Data for this exercise
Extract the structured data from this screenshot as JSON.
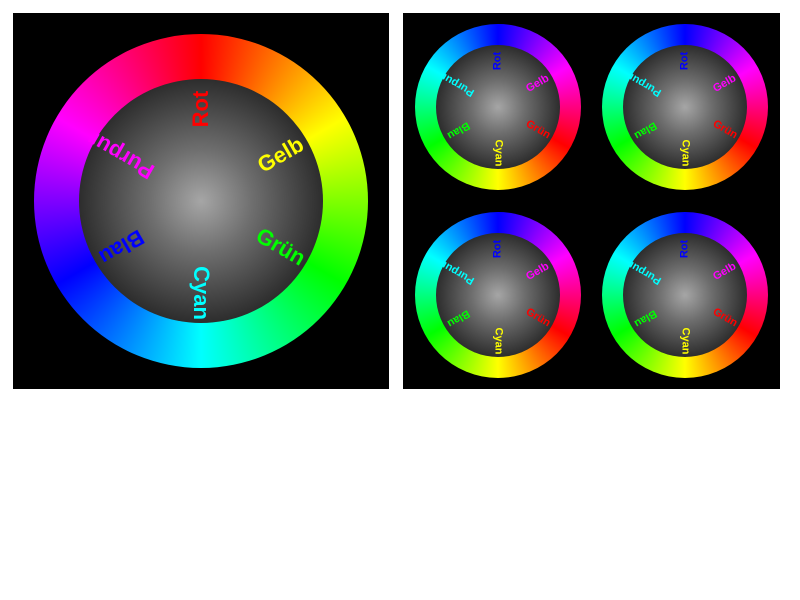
{
  "large_wheel": {
    "gradient": [
      "#ff0000",
      "#ffff00",
      "#00ff00",
      "#00ffff",
      "#0000ff",
      "#ff00ff",
      "#ff0000"
    ],
    "labels": [
      {
        "text": "Rot",
        "color": "#ff0000"
      },
      {
        "text": "Gelb",
        "color": "#ffff00"
      },
      {
        "text": "Grün",
        "color": "#00ff00"
      },
      {
        "text": "Cyan",
        "color": "#00ffff"
      },
      {
        "text": "Blau",
        "color": "#0000ff"
      },
      {
        "text": "Purpur",
        "color": "#ff00ff"
      }
    ]
  },
  "small_wheels": [
    {
      "gradient": [
        "#0000ff",
        "#ff00ff",
        "#ff0000",
        "#ffff00",
        "#00ff00",
        "#00ffff",
        "#0000ff"
      ],
      "labels": [
        {
          "text": "Rot",
          "color": "#0000ff"
        },
        {
          "text": "Gelb",
          "color": "#ff00ff"
        },
        {
          "text": "Grün",
          "color": "#ff0000"
        },
        {
          "text": "Cyan",
          "color": "#ffff00"
        },
        {
          "text": "Blau",
          "color": "#00ff00"
        },
        {
          "text": "Purpur",
          "color": "#00ffff"
        }
      ]
    },
    {
      "gradient": [
        "#0000ff",
        "#ff00ff",
        "#ff0000",
        "#ffff00",
        "#00ff00",
        "#00ffff",
        "#0000ff"
      ],
      "labels": [
        {
          "text": "Rot",
          "color": "#0000ff"
        },
        {
          "text": "Gelb",
          "color": "#ff00ff"
        },
        {
          "text": "Grün",
          "color": "#ff0000"
        },
        {
          "text": "Cyan",
          "color": "#ffff00"
        },
        {
          "text": "Blau",
          "color": "#00ff00"
        },
        {
          "text": "Purpur",
          "color": "#00ffff"
        }
      ]
    },
    {
      "gradient": [
        "#0000ff",
        "#ff00ff",
        "#ff0000",
        "#ffff00",
        "#00ff00",
        "#00ffff",
        "#0000ff"
      ],
      "labels": [
        {
          "text": "Rot",
          "color": "#0000ff"
        },
        {
          "text": "Gelb",
          "color": "#ff00ff"
        },
        {
          "text": "Grün",
          "color": "#ff0000"
        },
        {
          "text": "Cyan",
          "color": "#ffff00"
        },
        {
          "text": "Blau",
          "color": "#00ff00"
        },
        {
          "text": "Purpur",
          "color": "#00ffff"
        }
      ]
    },
    {
      "gradient": [
        "#0000ff",
        "#ff00ff",
        "#ff0000",
        "#ffff00",
        "#00ff00",
        "#00ffff",
        "#0000ff"
      ],
      "labels": [
        {
          "text": "Rot",
          "color": "#0000ff"
        },
        {
          "text": "Gelb",
          "color": "#ff00ff"
        },
        {
          "text": "Grün",
          "color": "#ff0000"
        },
        {
          "text": "Cyan",
          "color": "#ffff00"
        },
        {
          "text": "Blau",
          "color": "#00ff00"
        },
        {
          "text": "Purpur",
          "color": "#00ffff"
        }
      ]
    }
  ]
}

Goal
Keep the pictures out and write out the records exactly.

Response
Extract the structured data from this screenshot as JSON.
{
  "large_wheel": {
    "gradient": [
      "#ff0000",
      "#ffff00",
      "#00ff00",
      "#00ffff",
      "#0000ff",
      "#ff00ff",
      "#ff0000"
    ],
    "labels": [
      {
        "text": "Rot",
        "color": "#ff0000"
      },
      {
        "text": "Gelb",
        "color": "#ffff00"
      },
      {
        "text": "Grün",
        "color": "#00ff00"
      },
      {
        "text": "Cyan",
        "color": "#00ffff"
      },
      {
        "text": "Blau",
        "color": "#0000ff"
      },
      {
        "text": "Purpur",
        "color": "#ff00ff"
      }
    ]
  },
  "small_wheels": [
    {
      "gradient": [
        "#0000ff",
        "#ff00ff",
        "#ff0000",
        "#ffff00",
        "#00ff00",
        "#00ffff",
        "#0000ff"
      ],
      "labels": [
        {
          "text": "Rot",
          "color": "#0000ff"
        },
        {
          "text": "Gelb",
          "color": "#ff00ff"
        },
        {
          "text": "Grün",
          "color": "#ff0000"
        },
        {
          "text": "Cyan",
          "color": "#ffff00"
        },
        {
          "text": "Blau",
          "color": "#00ff00"
        },
        {
          "text": "Purpur",
          "color": "#00ffff"
        }
      ]
    },
    {
      "gradient": [
        "#0000ff",
        "#ff00ff",
        "#ff0000",
        "#ffff00",
        "#00ff00",
        "#00ffff",
        "#0000ff"
      ],
      "labels": [
        {
          "text": "Rot",
          "color": "#0000ff"
        },
        {
          "text": "Gelb",
          "color": "#ff00ff"
        },
        {
          "text": "Grün",
          "color": "#ff0000"
        },
        {
          "text": "Cyan",
          "color": "#ffff00"
        },
        {
          "text": "Blau",
          "color": "#00ff00"
        },
        {
          "text": "Purpur",
          "color": "#00ffff"
        }
      ]
    },
    {
      "gradient": [
        "#0000ff",
        "#ff00ff",
        "#ff0000",
        "#ffff00",
        "#00ff00",
        "#00ffff",
        "#0000ff"
      ],
      "labels": [
        {
          "text": "Rot",
          "color": "#0000ff"
        },
        {
          "text": "Gelb",
          "color": "#ff00ff"
        },
        {
          "text": "Grün",
          "color": "#ff0000"
        },
        {
          "text": "Cyan",
          "color": "#ffff00"
        },
        {
          "text": "Blau",
          "color": "#00ff00"
        },
        {
          "text": "Purpur",
          "color": "#00ffff"
        }
      ]
    },
    {
      "gradient": [
        "#0000ff",
        "#ff00ff",
        "#ff0000",
        "#ffff00",
        "#00ff00",
        "#00ffff",
        "#0000ff"
      ],
      "labels": [
        {
          "text": "Rot",
          "color": "#0000ff"
        },
        {
          "text": "Gelb",
          "color": "#ff00ff"
        },
        {
          "text": "Grün",
          "color": "#ff0000"
        },
        {
          "text": "Cyan",
          "color": "#ffff00"
        },
        {
          "text": "Blau",
          "color": "#00ff00"
        },
        {
          "text": "Purpur",
          "color": "#00ffff"
        }
      ]
    }
  ]
}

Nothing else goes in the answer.